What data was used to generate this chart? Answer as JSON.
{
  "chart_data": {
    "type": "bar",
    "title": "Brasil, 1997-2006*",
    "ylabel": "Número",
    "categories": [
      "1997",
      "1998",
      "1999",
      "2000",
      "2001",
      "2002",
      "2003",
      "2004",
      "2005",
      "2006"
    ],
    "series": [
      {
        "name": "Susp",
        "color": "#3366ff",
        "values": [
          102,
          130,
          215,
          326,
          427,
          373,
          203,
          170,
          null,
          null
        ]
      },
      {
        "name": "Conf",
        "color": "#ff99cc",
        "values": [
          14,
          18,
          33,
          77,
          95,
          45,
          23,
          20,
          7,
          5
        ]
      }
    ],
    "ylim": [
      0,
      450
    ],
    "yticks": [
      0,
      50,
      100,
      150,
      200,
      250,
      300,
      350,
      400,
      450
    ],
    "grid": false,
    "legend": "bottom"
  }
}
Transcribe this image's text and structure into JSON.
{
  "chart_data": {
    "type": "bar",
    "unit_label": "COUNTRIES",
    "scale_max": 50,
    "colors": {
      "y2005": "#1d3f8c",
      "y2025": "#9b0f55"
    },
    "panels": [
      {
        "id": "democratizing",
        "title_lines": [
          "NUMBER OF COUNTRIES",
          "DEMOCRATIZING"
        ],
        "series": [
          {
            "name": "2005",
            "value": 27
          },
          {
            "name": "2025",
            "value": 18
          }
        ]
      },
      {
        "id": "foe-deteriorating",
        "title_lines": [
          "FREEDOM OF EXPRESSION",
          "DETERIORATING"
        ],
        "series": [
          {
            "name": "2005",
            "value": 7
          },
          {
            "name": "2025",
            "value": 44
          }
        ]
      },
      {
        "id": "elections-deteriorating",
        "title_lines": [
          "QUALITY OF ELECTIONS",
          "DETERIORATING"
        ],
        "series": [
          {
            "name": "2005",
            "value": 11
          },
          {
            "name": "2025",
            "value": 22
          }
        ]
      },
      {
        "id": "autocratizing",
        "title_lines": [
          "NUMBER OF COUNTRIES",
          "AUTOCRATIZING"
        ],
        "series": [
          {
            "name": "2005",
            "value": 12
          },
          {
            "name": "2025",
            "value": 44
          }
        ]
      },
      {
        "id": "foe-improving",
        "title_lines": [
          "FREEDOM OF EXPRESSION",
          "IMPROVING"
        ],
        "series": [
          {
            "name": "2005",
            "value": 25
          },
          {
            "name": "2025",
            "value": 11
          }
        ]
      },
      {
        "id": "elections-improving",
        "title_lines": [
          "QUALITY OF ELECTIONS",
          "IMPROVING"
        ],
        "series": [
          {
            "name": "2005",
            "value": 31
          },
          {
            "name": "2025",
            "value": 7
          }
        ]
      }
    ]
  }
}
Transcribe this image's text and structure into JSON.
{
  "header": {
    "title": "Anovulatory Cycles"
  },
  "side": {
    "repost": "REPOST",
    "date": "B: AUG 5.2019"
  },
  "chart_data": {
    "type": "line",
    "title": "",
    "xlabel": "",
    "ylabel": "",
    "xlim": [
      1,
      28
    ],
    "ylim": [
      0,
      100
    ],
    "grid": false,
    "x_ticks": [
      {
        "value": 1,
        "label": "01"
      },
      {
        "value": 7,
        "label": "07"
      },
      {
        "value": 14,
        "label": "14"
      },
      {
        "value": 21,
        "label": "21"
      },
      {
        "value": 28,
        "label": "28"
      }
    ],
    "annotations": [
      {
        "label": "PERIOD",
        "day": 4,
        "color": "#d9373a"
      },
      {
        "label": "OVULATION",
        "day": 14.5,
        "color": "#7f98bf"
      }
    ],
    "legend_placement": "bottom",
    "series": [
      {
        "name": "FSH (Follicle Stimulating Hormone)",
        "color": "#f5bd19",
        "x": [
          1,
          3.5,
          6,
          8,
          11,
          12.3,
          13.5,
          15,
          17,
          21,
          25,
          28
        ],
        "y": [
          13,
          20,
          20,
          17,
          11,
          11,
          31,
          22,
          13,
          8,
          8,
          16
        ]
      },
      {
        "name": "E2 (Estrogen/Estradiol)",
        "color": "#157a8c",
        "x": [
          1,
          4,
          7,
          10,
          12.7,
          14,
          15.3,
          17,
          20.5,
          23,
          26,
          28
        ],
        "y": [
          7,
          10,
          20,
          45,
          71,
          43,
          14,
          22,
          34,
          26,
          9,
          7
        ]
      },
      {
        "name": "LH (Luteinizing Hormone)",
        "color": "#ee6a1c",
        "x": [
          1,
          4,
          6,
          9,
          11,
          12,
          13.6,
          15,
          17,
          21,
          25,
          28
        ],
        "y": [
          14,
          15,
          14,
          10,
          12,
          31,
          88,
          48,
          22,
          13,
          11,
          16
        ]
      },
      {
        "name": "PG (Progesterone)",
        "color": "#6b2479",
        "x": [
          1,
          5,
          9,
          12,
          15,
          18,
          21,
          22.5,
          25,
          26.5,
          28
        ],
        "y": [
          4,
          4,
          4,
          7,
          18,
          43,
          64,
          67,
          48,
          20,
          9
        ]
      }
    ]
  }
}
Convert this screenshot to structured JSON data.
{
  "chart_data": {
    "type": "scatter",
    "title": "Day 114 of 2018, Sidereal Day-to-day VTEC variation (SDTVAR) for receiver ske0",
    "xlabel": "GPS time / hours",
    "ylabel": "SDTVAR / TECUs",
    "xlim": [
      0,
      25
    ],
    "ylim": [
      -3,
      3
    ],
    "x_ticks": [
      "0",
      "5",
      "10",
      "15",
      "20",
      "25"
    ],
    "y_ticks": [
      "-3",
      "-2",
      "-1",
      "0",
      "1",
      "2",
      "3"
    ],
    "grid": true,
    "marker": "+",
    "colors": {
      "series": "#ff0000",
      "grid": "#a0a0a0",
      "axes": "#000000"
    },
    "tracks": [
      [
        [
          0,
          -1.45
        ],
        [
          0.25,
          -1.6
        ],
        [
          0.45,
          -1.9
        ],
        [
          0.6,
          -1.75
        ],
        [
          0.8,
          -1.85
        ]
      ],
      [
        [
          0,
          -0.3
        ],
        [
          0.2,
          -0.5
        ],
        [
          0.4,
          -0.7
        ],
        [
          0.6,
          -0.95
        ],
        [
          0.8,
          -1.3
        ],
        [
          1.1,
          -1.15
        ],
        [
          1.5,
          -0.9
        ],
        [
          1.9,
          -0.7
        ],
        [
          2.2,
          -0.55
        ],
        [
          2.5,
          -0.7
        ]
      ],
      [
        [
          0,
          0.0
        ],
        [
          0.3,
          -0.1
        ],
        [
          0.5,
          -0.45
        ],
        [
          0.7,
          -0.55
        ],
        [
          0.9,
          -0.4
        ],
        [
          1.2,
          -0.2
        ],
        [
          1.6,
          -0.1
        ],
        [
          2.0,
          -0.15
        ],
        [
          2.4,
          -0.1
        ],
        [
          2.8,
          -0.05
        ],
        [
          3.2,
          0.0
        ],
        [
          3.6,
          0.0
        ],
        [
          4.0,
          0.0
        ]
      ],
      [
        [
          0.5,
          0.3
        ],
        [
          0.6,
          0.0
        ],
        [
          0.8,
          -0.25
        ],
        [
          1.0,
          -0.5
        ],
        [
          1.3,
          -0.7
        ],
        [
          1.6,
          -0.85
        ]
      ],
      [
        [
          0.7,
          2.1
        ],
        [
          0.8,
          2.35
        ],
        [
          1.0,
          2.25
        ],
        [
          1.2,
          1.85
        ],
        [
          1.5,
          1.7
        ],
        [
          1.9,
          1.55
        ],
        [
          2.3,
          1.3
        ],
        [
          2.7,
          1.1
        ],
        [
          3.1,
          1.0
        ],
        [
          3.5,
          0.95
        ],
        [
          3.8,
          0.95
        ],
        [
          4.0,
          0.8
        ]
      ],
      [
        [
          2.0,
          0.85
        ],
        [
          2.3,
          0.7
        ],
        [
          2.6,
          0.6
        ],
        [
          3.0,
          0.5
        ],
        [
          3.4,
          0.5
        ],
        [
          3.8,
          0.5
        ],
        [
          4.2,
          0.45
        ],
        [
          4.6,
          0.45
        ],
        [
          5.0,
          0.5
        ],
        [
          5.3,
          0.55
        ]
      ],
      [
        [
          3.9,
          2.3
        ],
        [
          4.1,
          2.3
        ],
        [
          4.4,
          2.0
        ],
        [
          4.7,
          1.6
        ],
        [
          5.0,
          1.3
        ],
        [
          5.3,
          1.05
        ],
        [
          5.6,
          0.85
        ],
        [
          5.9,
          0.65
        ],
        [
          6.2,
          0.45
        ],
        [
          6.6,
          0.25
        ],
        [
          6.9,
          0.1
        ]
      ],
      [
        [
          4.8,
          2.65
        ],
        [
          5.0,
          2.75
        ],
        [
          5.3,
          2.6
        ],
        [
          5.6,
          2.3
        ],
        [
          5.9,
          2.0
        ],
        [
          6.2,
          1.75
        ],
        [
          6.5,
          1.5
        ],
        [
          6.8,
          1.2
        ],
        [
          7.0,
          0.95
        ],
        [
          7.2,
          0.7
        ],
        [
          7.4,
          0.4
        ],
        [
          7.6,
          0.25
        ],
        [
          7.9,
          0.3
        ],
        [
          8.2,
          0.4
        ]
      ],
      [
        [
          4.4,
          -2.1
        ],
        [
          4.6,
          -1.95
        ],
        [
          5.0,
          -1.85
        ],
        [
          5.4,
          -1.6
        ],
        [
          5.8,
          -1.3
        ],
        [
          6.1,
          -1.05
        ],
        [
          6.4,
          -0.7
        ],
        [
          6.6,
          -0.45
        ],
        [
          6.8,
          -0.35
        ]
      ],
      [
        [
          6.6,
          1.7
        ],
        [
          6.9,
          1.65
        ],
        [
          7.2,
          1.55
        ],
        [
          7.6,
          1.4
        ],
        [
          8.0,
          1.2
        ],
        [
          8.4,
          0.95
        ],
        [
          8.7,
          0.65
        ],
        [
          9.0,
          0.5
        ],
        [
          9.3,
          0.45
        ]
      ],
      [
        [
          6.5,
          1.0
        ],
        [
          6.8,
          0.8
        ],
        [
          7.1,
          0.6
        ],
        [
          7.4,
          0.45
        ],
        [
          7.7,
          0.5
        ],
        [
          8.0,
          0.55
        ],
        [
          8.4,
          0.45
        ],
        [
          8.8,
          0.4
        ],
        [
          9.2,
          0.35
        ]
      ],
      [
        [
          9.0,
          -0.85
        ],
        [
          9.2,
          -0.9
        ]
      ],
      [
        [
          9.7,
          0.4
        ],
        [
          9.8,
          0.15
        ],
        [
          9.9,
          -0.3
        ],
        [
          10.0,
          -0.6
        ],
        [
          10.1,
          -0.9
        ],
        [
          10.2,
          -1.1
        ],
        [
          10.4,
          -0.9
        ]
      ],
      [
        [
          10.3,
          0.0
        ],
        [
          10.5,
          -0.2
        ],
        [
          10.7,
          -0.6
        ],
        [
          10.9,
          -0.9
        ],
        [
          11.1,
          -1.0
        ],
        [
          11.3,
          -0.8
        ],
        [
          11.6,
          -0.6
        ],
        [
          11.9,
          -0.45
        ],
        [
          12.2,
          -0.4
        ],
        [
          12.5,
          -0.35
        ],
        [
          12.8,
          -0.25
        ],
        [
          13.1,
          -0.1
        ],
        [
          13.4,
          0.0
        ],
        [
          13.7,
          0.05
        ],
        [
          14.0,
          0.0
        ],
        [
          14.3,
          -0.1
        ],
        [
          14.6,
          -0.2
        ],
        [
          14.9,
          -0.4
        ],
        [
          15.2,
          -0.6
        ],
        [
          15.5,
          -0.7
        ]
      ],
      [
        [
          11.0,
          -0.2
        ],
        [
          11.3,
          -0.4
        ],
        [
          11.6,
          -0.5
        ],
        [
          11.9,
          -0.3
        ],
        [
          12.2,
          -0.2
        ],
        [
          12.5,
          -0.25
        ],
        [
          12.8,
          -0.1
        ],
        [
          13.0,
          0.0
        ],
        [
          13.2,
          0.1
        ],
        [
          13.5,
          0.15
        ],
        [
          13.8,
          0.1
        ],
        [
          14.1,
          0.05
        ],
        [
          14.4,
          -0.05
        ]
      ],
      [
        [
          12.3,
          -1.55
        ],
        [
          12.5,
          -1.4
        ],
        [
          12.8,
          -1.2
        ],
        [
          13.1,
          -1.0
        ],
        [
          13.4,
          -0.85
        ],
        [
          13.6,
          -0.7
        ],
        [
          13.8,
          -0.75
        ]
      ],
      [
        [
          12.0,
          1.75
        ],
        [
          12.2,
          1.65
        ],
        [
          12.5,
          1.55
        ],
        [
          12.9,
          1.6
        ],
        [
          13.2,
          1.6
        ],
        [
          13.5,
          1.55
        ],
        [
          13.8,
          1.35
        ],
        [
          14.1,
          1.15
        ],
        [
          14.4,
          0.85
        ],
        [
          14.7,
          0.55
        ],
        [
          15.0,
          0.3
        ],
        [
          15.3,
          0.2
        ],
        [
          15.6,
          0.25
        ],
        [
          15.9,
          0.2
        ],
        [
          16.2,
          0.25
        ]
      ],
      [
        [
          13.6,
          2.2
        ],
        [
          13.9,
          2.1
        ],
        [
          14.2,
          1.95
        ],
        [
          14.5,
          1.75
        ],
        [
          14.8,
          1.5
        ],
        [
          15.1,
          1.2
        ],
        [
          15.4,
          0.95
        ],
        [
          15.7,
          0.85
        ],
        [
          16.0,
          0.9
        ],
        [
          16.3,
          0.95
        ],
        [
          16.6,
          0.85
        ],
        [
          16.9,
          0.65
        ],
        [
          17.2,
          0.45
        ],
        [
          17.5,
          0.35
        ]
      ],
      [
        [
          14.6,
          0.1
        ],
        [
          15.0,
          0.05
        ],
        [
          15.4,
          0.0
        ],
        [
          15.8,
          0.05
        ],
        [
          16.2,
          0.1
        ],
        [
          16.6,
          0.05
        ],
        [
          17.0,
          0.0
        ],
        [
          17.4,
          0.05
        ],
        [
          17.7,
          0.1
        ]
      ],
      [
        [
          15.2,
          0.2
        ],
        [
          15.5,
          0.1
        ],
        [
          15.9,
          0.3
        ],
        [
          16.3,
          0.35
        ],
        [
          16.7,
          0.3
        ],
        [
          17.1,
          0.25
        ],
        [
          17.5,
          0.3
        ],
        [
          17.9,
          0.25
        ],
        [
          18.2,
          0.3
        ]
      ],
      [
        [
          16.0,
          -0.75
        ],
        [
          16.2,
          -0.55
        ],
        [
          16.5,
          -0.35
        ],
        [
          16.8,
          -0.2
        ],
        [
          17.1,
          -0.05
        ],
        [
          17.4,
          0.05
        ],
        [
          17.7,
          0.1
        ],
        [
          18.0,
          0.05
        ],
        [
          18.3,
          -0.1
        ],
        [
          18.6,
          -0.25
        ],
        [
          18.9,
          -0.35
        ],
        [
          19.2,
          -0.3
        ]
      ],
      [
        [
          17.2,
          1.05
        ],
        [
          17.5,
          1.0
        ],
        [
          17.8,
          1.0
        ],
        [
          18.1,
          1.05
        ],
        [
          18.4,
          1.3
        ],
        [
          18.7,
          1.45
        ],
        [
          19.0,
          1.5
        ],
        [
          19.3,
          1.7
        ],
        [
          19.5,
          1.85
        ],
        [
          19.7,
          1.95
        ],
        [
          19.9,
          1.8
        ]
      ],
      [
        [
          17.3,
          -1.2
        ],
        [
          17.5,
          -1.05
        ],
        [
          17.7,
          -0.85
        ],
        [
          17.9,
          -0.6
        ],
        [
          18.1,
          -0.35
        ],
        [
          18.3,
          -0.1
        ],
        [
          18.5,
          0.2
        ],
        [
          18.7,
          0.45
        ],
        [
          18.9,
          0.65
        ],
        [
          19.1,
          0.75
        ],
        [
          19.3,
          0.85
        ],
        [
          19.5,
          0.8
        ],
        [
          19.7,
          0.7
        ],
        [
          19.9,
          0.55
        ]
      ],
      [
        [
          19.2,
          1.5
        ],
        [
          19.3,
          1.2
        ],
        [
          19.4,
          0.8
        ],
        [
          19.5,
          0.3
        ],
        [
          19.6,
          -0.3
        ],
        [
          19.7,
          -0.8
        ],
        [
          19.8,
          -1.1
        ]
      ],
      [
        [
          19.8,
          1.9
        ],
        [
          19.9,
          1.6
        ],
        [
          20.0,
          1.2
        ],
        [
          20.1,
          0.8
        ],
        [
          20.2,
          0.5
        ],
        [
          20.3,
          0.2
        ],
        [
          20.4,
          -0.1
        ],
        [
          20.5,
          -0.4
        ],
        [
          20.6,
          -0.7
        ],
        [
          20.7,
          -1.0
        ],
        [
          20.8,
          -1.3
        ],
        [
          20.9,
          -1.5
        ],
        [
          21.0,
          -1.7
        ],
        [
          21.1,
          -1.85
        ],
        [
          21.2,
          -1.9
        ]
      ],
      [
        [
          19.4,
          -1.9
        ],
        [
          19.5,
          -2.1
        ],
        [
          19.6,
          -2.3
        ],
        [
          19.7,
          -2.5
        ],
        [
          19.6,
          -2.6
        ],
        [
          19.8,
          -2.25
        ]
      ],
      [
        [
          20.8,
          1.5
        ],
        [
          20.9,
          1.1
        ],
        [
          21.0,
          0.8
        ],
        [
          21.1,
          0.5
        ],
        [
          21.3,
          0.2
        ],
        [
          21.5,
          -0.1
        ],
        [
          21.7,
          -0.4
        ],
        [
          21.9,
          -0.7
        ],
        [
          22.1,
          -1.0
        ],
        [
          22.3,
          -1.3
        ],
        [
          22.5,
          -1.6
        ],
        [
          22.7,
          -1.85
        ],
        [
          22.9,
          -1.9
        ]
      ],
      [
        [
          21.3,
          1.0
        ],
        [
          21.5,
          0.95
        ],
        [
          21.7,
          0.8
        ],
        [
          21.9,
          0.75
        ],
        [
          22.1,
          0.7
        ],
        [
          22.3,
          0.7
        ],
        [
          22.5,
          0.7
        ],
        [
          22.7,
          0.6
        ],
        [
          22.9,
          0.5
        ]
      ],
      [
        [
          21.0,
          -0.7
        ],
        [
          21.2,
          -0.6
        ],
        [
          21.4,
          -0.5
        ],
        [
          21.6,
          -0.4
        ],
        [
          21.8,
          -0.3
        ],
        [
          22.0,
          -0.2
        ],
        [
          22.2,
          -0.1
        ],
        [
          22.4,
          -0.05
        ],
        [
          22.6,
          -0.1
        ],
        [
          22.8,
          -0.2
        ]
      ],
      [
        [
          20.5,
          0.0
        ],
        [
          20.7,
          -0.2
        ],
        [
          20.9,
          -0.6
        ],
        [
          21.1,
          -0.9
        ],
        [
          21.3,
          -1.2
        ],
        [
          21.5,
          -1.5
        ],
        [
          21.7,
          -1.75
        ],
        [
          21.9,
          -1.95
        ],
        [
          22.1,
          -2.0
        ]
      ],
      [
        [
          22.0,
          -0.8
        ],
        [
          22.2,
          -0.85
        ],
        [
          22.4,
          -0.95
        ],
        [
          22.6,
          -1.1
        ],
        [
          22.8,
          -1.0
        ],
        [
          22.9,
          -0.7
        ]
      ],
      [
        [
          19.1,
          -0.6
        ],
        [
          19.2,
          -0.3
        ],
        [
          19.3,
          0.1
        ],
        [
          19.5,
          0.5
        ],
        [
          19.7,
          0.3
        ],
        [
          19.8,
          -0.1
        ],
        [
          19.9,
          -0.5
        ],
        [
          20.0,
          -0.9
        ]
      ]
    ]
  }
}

**PROBLEM REQUIREMENTS:**
Pick out the lines containing the string "SDTVAR".

**RESPONSE TO THE TASK:**
    "title": "Day 114 of 2018, Sidereal Day-to-day VTEC variation (SDTVAR) for receiver ske0",
    "ylabel": "SDTVAR / TECUs",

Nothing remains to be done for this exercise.